_Exercise input_
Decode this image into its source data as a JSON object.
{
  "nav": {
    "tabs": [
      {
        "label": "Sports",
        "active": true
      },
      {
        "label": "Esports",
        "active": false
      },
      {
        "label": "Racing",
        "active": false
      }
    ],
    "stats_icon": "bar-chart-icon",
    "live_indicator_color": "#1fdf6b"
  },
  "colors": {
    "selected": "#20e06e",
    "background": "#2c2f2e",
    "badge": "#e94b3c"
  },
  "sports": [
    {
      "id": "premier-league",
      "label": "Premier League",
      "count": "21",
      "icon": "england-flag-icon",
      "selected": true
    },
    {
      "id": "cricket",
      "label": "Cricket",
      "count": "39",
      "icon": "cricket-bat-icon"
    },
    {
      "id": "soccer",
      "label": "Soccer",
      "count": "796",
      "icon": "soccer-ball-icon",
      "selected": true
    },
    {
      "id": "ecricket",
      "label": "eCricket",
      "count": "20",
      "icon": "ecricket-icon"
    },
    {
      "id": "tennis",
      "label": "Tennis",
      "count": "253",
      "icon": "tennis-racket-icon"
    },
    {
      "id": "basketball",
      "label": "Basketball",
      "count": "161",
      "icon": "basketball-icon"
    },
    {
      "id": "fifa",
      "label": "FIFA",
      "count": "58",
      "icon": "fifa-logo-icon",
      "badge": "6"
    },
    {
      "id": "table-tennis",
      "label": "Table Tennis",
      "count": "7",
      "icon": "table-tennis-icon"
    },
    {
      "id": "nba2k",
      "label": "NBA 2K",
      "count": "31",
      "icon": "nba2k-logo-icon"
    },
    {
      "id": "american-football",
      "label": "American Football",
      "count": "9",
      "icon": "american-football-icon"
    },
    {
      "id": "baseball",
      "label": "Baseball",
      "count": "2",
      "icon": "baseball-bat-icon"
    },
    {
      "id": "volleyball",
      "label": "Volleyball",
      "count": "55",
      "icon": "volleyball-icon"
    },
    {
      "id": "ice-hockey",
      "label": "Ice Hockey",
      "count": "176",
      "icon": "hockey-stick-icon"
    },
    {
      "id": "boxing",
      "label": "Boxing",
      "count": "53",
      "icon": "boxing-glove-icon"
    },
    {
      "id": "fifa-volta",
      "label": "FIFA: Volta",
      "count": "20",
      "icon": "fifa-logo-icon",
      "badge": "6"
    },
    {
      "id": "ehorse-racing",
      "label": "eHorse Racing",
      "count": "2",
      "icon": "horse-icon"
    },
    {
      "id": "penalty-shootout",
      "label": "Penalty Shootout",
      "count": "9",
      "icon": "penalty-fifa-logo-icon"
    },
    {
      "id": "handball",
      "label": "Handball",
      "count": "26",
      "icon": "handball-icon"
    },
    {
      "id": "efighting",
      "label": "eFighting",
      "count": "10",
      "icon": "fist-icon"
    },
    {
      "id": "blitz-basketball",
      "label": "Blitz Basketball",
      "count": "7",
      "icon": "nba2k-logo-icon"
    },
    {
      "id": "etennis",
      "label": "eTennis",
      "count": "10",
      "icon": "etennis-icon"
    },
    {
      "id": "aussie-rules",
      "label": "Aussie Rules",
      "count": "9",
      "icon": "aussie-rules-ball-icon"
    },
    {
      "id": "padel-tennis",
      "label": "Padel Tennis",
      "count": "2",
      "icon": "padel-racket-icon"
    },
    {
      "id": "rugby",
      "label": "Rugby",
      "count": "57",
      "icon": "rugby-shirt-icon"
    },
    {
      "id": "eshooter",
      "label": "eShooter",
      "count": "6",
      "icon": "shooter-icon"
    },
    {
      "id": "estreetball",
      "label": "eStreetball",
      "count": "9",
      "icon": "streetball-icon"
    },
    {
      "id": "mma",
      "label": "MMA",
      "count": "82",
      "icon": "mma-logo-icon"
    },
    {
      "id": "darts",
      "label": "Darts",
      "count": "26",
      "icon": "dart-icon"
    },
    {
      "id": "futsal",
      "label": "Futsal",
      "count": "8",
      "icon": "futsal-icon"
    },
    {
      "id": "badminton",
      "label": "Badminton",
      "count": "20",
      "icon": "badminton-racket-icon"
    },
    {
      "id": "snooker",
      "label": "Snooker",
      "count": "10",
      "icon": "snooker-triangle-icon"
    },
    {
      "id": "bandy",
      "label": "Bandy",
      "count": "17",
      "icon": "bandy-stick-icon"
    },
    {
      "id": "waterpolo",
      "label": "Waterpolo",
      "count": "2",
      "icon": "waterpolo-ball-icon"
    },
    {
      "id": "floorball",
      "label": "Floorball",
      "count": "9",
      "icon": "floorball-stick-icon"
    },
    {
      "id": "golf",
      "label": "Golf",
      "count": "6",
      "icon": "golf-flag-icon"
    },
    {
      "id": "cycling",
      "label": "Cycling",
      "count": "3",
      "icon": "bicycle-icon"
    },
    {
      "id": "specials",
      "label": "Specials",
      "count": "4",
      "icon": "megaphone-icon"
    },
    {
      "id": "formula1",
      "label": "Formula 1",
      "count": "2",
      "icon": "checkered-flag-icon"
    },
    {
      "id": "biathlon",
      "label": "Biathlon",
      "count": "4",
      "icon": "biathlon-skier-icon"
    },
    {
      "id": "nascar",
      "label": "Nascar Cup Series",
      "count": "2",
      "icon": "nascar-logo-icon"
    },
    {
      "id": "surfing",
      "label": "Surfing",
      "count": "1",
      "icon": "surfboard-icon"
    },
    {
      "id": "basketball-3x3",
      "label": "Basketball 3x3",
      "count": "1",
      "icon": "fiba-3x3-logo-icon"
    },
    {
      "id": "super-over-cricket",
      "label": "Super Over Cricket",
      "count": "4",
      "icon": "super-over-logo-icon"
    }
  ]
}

_To be done_
Quote each line above in full, word for word.

_Solution for this problem_
Decode this image into its source data as a JSON object.
{
  "nav": {
    "tabs": [
      {
        "label": "Sports",
        "active": true
      },
      {
        "label": "Esports",
        "active": false
      },
      {
        "label": "Racing",
        "active": false
      }
    ],
    "stats_icon": "bar-chart-icon",
    "live_indicator_color": "#1fdf6b"
  },
  "colors": {
    "selected": "#20e06e",
    "background": "#2c2f2e",
    "badge": "#e94b3c"
  },
  "sports": [
    {
      "id": "premier-league",
      "label": "Premier League",
      "count": "21",
      "icon": "england-flag-icon",
      "selected": true
    },
    {
      "id": "cricket",
      "label": "Cricket",
      "count": "39",
      "icon": "cricket-bat-icon"
    },
    {
      "id": "soccer",
      "label": "Soccer",
      "count": "796",
      "icon": "soccer-ball-icon",
      "selected": true
    },
    {
      "id": "ecricket",
      "label": "eCricket",
      "count": "20",
      "icon": "ecricket-icon"
    },
    {
      "id": "tennis",
      "label": "Tennis",
      "count": "253",
      "icon": "tennis-racket-icon"
    },
    {
      "id": "basketball",
      "label": "Basketball",
      "count": "161",
      "icon": "basketball-icon"
    },
    {
      "id": "fifa",
      "label": "FIFA",
      "count": "58",
      "icon": "fifa-logo-icon",
      "badge": "6"
    },
    {
      "id": "table-tennis",
      "label": "Table Tennis",
      "count": "7",
      "icon": "table-tennis-icon"
    },
    {
      "id": "nba2k",
      "label": "NBA 2K",
      "count": "31",
      "icon": "nba2k-logo-icon"
    },
    {
      "id": "american-football",
      "label": "American Football",
      "count": "9",
      "icon": "american-football-icon"
    },
    {
      "id": "baseball",
      "label": "Baseball",
      "count": "2",
      "icon": "baseball-bat-icon"
    },
    {
      "id": "volleyball",
      "label": "Volleyball",
      "count": "55",
      "icon": "volleyball-icon"
    },
    {
      "id": "ice-hockey",
      "label": "Ice Hockey",
      "count": "176",
      "icon": "hockey-stick-icon"
    },
    {
      "id": "boxing",
      "label": "Boxing",
      "count": "53",
      "icon": "boxing-glove-icon"
    },
    {
      "id": "fifa-volta",
      "label": "FIFA: Volta",
      "count": "20",
      "icon": "fifa-logo-icon",
      "badge": "6"
    },
    {
      "id": "ehorse-racing",
      "label": "eHorse Racing",
      "count": "2",
      "icon": "horse-icon"
    },
    {
      "id": "penalty-shootout",
      "label": "Penalty Shootout",
      "count": "9",
      "icon": "penalty-fifa-logo-icon"
    },
    {
      "id": "handball",
      "label": "Handball",
      "count": "26",
      "icon": "handball-icon"
    },
    {
      "id": "efighting",
      "label": "eFighting",
      "count": "10",
      "icon": "fist-icon"
    },
    {
      "id": "blitz-basketball",
      "label": "Blitz Basketball",
      "count": "7",
      "icon": "nba2k-logo-icon"
    },
    {
      "id": "etennis",
      "label": "eTennis",
      "count": "10",
      "icon": "etennis-icon"
    },
    {
      "id": "aussie-rules",
      "label": "Aussie Rules",
      "count": "9",
      "icon": "aussie-rules-ball-icon"
    },
    {
      "id": "padel-tennis",
      "label": "Padel Tennis",
      "count": "2",
      "icon": "padel-racket-icon"
    },
    {
      "id": "rugby",
      "label": "Rugby",
      "count": "57",
      "icon": "rugby-shirt-icon"
    },
    {
      "id": "eshooter",
      "label": "eShooter",
      "count": "6",
      "icon": "shooter-icon"
    },
    {
      "id": "estreetball",
      "label": "eStreetball",
      "count": "9",
      "icon": "streetball-icon"
    },
    {
      "id": "mma",
      "label": "MMA",
      "count": "82",
      "icon": "mma-logo-icon"
    },
    {
      "id": "darts",
      "label": "Darts",
      "count": "26",
      "icon": "dart-icon"
    },
    {
      "id": "futsal",
      "label": "Futsal",
      "count": "8",
      "icon": "futsal-icon"
    },
    {
      "id": "badminton",
      "label": "Badminton",
      "count": "20",
      "icon": "badminton-racket-icon"
    },
    {
      "id": "snooker",
      "label": "Snooker",
      "count": "10",
      "icon": "snooker-triangle-icon"
    },
    {
      "id": "bandy",
      "label": "Bandy",
      "count": "17",
      "icon": "bandy-stick-icon"
    },
    {
      "id": "waterpolo",
      "label": "Waterpolo",
      "count": "2",
      "icon": "waterpolo-ball-icon"
    },
    {
      "id": "floorball",
      "label": "Floorball",
      "count": "9",
      "icon": "floorball-stick-icon"
    },
    {
      "id": "golf",
      "label": "Golf",
      "count": "6",
      "icon": "golf-flag-icon"
    },
    {
      "id": "cycling",
      "label": "Cycling",
      "count": "3",
      "icon": "bicycle-icon"
    },
    {
      "id": "specials",
      "label": "Specials",
      "count": "4",
      "icon": "megaphone-icon"
    },
    {
      "id": "formula1",
      "label": "Formula 1",
      "count": "2",
      "icon": "checkered-flag-icon"
    },
    {
      "id": "biathlon",
      "label": "Biathlon",
      "count": "4",
      "icon": "biathlon-skier-icon"
    },
    {
      "id": "nascar",
      "label": "Nascar Cup Series",
      "count": "2",
      "icon": "nascar-logo-icon"
    },
    {
      "id": "surfing",
      "label": "Surfing",
      "count": "1",
      "icon": "surfboard-icon"
    },
    {
      "id": "basketball-3x3",
      "label": "Basketball 3x3",
      "count": "1",
      "icon": "fiba-3x3-logo-icon"
    },
    {
      "id": "super-over-cricket",
      "label": "Super Over Cricket",
      "count": "4",
      "icon": "super-over-logo-icon"
    }
  ]
}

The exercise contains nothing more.